Collection entries
— Begin —
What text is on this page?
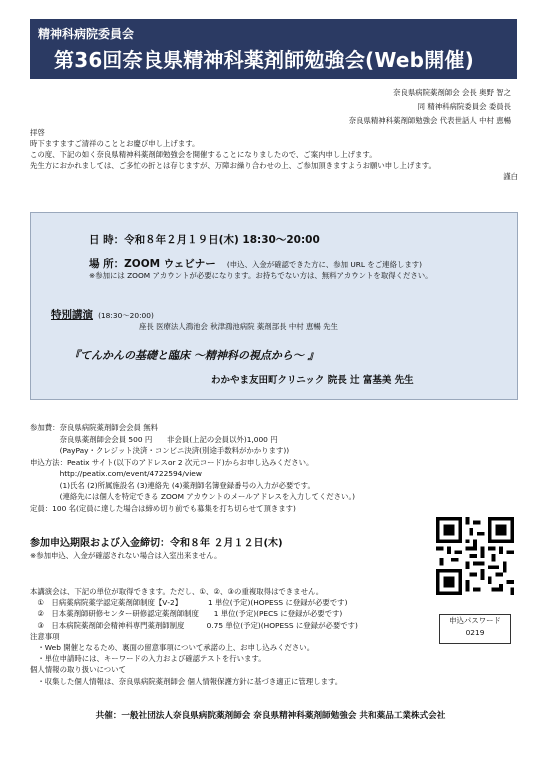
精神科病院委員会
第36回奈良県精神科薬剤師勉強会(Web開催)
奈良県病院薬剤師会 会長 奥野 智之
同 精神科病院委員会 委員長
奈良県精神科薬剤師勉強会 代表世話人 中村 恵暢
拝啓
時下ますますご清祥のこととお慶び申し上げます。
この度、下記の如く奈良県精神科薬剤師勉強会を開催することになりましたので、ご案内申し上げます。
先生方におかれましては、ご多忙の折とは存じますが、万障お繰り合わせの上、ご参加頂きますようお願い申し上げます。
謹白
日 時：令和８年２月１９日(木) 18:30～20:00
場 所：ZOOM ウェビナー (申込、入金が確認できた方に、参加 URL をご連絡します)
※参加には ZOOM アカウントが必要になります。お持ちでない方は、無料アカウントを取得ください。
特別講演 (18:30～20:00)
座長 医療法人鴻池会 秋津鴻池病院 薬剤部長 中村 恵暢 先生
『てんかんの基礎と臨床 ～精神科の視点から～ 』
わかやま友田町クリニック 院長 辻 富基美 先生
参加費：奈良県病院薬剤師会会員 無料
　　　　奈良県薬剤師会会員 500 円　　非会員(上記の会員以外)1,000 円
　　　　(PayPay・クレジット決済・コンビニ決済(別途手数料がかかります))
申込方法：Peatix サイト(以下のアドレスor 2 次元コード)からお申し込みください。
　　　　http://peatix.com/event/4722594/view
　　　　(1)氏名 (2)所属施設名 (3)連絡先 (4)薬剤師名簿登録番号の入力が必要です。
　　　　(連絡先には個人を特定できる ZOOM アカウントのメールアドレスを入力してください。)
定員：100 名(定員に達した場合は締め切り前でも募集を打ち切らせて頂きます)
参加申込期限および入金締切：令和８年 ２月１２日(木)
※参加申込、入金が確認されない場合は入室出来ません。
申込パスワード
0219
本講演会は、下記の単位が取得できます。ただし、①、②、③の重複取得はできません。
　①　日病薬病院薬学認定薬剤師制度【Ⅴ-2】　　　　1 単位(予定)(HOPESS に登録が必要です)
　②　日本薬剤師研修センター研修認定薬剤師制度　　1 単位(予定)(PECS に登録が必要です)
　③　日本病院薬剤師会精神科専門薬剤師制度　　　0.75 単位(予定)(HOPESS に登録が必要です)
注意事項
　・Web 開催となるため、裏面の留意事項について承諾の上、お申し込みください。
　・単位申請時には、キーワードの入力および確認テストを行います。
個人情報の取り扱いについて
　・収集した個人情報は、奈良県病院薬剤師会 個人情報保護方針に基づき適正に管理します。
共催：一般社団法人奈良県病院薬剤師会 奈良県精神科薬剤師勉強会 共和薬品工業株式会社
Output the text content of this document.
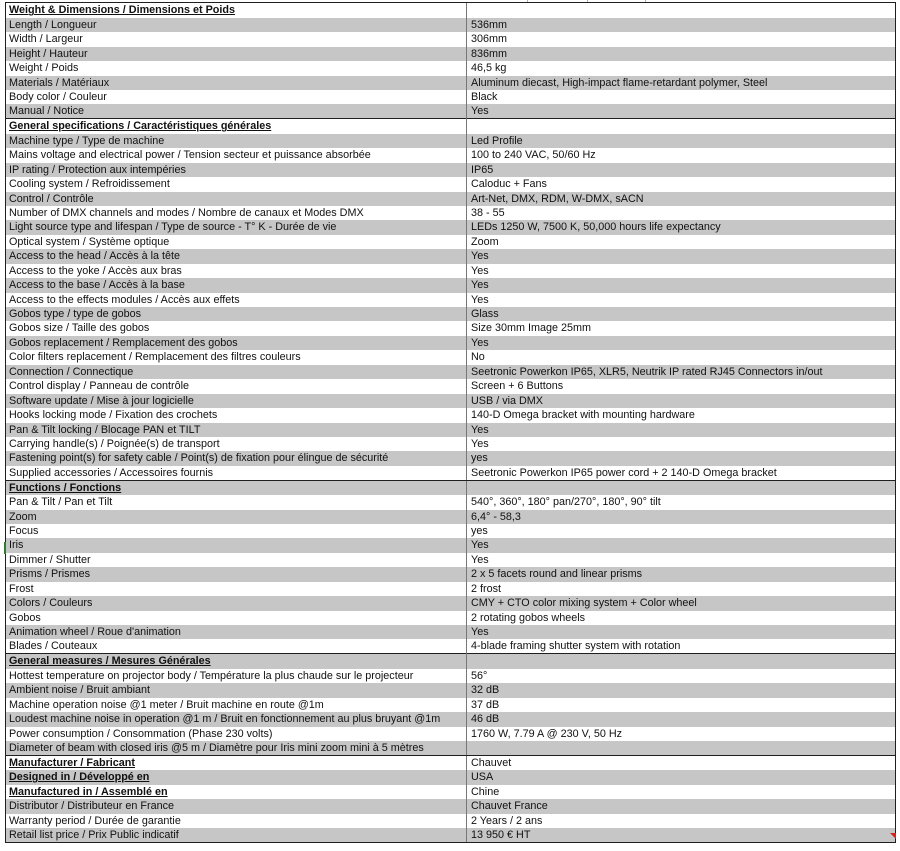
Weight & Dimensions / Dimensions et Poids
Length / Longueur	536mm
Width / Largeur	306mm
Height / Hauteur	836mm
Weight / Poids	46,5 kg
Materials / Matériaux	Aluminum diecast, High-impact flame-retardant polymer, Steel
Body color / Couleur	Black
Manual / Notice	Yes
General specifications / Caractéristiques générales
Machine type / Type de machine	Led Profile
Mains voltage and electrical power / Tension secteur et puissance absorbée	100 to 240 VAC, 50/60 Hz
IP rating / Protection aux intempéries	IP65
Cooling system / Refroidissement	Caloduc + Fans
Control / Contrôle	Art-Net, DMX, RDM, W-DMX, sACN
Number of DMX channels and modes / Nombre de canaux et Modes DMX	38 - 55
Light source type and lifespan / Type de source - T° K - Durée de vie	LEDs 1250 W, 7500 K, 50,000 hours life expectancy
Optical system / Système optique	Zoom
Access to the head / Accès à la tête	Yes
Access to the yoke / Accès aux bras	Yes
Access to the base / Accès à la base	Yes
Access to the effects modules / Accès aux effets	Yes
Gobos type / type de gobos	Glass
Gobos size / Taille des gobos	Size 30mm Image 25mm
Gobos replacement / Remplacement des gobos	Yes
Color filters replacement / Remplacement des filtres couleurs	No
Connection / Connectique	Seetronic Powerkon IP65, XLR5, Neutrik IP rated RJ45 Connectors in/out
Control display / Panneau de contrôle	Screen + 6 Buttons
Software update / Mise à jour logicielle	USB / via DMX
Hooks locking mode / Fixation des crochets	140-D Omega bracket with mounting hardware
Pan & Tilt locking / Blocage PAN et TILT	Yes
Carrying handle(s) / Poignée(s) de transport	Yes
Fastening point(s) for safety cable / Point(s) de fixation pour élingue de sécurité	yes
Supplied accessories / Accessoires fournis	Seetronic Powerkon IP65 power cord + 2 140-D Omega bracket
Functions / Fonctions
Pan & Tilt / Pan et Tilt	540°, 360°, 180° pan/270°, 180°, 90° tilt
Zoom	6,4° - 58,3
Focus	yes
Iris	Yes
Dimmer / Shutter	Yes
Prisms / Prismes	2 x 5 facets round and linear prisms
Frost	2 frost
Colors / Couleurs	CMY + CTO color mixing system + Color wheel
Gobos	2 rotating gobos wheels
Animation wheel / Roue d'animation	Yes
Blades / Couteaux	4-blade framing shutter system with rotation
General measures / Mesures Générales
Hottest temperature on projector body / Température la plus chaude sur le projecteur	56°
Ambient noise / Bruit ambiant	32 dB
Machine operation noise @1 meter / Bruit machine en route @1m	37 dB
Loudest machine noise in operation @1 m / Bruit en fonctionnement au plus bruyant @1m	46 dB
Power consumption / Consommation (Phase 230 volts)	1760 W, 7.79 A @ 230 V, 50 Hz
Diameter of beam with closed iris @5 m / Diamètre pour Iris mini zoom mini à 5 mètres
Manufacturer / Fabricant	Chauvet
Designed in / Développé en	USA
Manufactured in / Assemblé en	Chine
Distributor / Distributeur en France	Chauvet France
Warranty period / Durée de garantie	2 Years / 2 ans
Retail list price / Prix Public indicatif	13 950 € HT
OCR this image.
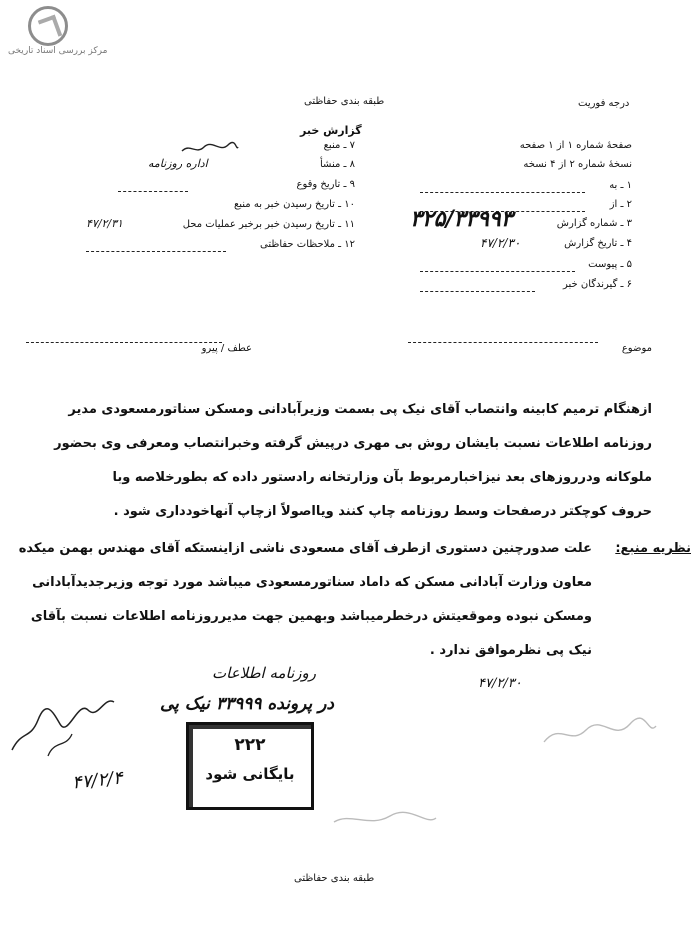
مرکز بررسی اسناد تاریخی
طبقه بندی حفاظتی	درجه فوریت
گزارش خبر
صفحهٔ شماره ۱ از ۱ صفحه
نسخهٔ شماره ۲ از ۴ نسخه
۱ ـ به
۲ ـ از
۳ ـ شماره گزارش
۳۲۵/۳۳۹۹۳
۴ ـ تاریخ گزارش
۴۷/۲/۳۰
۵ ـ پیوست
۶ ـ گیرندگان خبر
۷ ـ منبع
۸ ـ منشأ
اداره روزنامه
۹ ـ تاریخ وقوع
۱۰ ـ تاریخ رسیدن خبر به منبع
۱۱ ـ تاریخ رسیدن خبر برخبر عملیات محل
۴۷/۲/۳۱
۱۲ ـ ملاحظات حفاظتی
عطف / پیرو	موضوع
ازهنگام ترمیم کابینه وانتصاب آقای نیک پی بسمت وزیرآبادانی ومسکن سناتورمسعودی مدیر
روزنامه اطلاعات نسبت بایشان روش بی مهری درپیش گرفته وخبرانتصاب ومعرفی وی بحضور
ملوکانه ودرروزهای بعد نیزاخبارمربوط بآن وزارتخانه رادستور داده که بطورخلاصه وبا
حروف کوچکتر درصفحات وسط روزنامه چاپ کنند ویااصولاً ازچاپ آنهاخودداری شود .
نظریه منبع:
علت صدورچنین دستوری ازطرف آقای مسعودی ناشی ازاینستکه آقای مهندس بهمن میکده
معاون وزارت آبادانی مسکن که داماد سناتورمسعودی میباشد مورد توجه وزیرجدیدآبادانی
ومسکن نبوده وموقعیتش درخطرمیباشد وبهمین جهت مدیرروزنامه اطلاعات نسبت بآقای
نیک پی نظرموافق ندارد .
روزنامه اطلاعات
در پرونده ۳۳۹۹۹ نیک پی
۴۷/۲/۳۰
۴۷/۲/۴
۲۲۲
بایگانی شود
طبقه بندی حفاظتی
— End —
◆ **SHORT PROBLEM**:
Using the data above, print every line exactly, omitting pictures.

◆ **RESULT FOR THIS EXERCISE**:
What text is on this page?
精神科病院委員会
第36回奈良県精神科薬剤師勉強会(Web開催)
奈良県病院薬剤師会 会長 奥野 智之
同 精神科病院委員会 委員長
奈良県精神科薬剤師勉強会 代表世話人 中村 恵暢
拝啓
時下ますますご清祥のこととお慶び申し上げます。
この度、下記の如く奈良県精神科薬剤師勉強会を開催することになりましたので、ご案内申し上げます。
先生方におかれましては、ご多忙の折とは存じますが、万障お繰り合わせの上、ご参加頂きますようお願い申し上げます。
謹白
日 時：令和８年２月１９日(木) 18:30～20:00
場 所：ZOOM ウェビナー (申込、入金が確認できた方に、参加 URL をご連絡します)
※参加には ZOOM アカウントが必要になります。お持ちでない方は、無料アカウントを取得ください。
特別講演 (18:30～20:00)
座長 医療法人鴻池会 秋津鴻池病院 薬剤部長 中村 恵暢 先生
『てんかんの基礎と臨床 ～精神科の視点から～ 』
わかやま友田町クリニック 院長 辻 富基美 先生
参加費：奈良県病院薬剤師会会員 無料
　　　　奈良県薬剤師会会員 500 円　　非会員(上記の会員以外)1,000 円
　　　　(PayPay・クレジット決済・コンビニ決済(別途手数料がかかります))
申込方法：Peatix サイト(以下のアドレスor 2 次元コード)からお申し込みください。
　　　　http://peatix.com/event/4722594/view
　　　　(1)氏名 (2)所属施設名 (3)連絡先 (4)薬剤師名簿登録番号の入力が必要です。
　　　　(連絡先には個人を特定できる ZOOM アカウントのメールアドレスを入力してください。)
定員：100 名(定員に達した場合は締め切り前でも募集を打ち切らせて頂きます)
参加申込期限および入金締切：令和８年 ２月１２日(木)
※参加申込、入金が確認されない場合は入室出来ません。
申込パスワード
0219
本講演会は、下記の単位が取得できます。ただし、①、②、③の重複取得はできません。
　①　日病薬病院薬学認定薬剤師制度【Ⅴ-2】　　　　1 単位(予定)(HOPESS に登録が必要です)
　②　日本薬剤師研修センター研修認定薬剤師制度　　1 単位(予定)(PECS に登録が必要です)
　③　日本病院薬剤師会精神科専門薬剤師制度　　　0.75 単位(予定)(HOPESS に登録が必要です)
注意事項
　・Web 開催となるため、裏面の留意事項について承諾の上、お申し込みください。
　・単位申請時には、キーワードの入力および確認テストを行います。
個人情報の取り扱いについて
　・収集した個人情報は、奈良県病院薬剤師会 個人情報保護方針に基づき適正に管理します。
共催：一般社団法人奈良県病院薬剤師会 奈良県精神科薬剤師勉強会 共和薬品工業株式会社
Output the text content of this document.
Weight & Dimensions / Dimensions et Poids
Length / Longueur	536mm
Width / Largeur	306mm
Height / Hauteur	836mm
Weight / Poids	46,5 kg
Materials / Matériaux	Aluminum diecast, High-impact flame-retardant polymer, Steel
Body color / Couleur	Black
Manual / Notice	Yes
General specifications / Caractéristiques générales
Machine type / Type de machine	Led Profile
Mains voltage and electrical power / Tension secteur et puissance absorbée	100 to 240 VAC, 50/60 Hz
IP rating / Protection aux intempéries	IP65
Cooling system / Refroidissement	Caloduc + Fans
Control / Contrôle	Art-Net, DMX, RDM, W-DMX, sACN
Number of DMX channels and modes / Nombre de canaux et Modes DMX	38 - 55
Light source type and lifespan / Type de source - T° K - Durée de vie	LEDs 1250 W, 7500 K, 50,000 hours life expectancy
Optical system / Système optique	Zoom
Access to the head / Accès à la tête	Yes
Access to the yoke / Accès aux bras	Yes
Access to the base / Accès à la base	Yes
Access to the effects modules / Accès aux effets	Yes
Gobos type / type de gobos	Glass
Gobos size / Taille des gobos	Size 30mm Image 25mm
Gobos replacement / Remplacement des gobos	Yes
Color filters replacement / Remplacement des filtres couleurs	No
Connection / Connectique	Seetronic Powerkon IP65, XLR5, Neutrik IP rated RJ45 Connectors in/out
Control display / Panneau de contrôle	Screen + 6 Buttons
Software update / Mise à jour logicielle	USB / via DMX
Hooks locking mode / Fixation des crochets	140-D Omega bracket with mounting hardware
Pan & Tilt locking / Blocage PAN et TILT	Yes
Carrying handle(s) / Poignée(s) de transport	Yes
Fastening point(s) for safety cable / Point(s) de fixation pour élingue de sécurité	yes
Supplied accessories / Accessoires fournis	Seetronic Powerkon IP65 power cord + 2 140-D Omega bracket
Functions / Fonctions
Pan & Tilt / Pan et Tilt	540°, 360°, 180° pan/270°, 180°, 90° tilt
Zoom	6,4° - 58,3
Focus	yes
Iris	Yes
Dimmer / Shutter	Yes
Prisms / Prismes	2 x 5 facets round and linear prisms
Frost	2 frost
Colors / Couleurs	CMY + CTO color mixing system + Color wheel
Gobos	2 rotating gobos wheels
Animation wheel / Roue d'animation	Yes
Blades / Couteaux	4-blade framing shutter system with rotation
General measures / Mesures Générales
Hottest temperature on projector body / Température la plus chaude sur le projecteur	56°
Ambient noise / Bruit ambiant	32 dB
Machine operation noise @1 meter / Bruit machine en route @1m	37 dB
Loudest machine noise in operation @1 m / Bruit en fonctionnement au plus bruyant @1m	46 dB
Power consumption / Consommation (Phase 230 volts)	1760 W, 7.79 A @ 230 V, 50 Hz
Diameter of beam with closed iris @5 m / Diamètre pour Iris mini zoom mini à 5 mètres
Manufacturer / Fabricant	Chauvet
Designed in / Développé en	USA
Manufactured in / Assemblé en	Chine
Distributor / Distributeur en France	Chauvet France
Warranty period / Durée de garantie	2 Years / 2 ans
Retail list price / Prix Public indicatif	13 950 € HT
OCR this image.
مرکز بررسی اسناد تاریخی
طبقه بندی حفاظتی	درجه فوریت
گزارش خبر
صفحهٔ شماره ۱ از ۱ صفحه
نسخهٔ شماره ۲ از ۴ نسخه
۱ ـ به
۲ ـ از
۳ ـ شماره گزارش
۳۲۵/۳۳۹۹۳
۴ ـ تاریخ گزارش
۴۷/۲/۳۰
۵ ـ پیوست
۶ ـ گیرندگان خبر
۷ ـ منبع
۸ ـ منشأ
اداره روزنامه
۹ ـ تاریخ وقوع
۱۰ ـ تاریخ رسیدن خبر به منبع
۱۱ ـ تاریخ رسیدن خبر برخبر عملیات محل
۴۷/۲/۳۱
۱۲ ـ ملاحظات حفاظتی
عطف / پیرو	موضوع
ازهنگام ترمیم کابینه وانتصاب آقای نیک پی بسمت وزیرآبادانی ومسکن سناتورمسعودی مدیر
روزنامه اطلاعات نسبت بایشان روش بی مهری درپیش گرفته وخبرانتصاب ومعرفی وی بحضور
ملوکانه ودرروزهای بعد نیزاخبارمربوط بآن وزارتخانه رادستور داده که بطورخلاصه وبا
حروف کوچکتر درصفحات وسط روزنامه چاپ کنند ویااصولاً ازچاپ آنهاخودداری شود .
نظریه منبع:
علت صدورچنین دستوری ازطرف آقای مسعودی ناشی ازاینستکه آقای مهندس بهمن میکده
معاون وزارت آبادانی مسکن که داماد سناتورمسعودی میباشد مورد توجه وزیرجدیدآبادانی
ومسکن نبوده وموقعیتش درخطرمیباشد وبهمین جهت مدیرروزنامه اطلاعات نسبت بآقای
نیک پی نظرموافق ندارد .
روزنامه اطلاعات
در پرونده ۳۳۹۹۹ نیک پی
۴۷/۲/۳۰
۴۷/۲/۴
۲۲۲
بایگانی شود
طبقه بندی حفاظتی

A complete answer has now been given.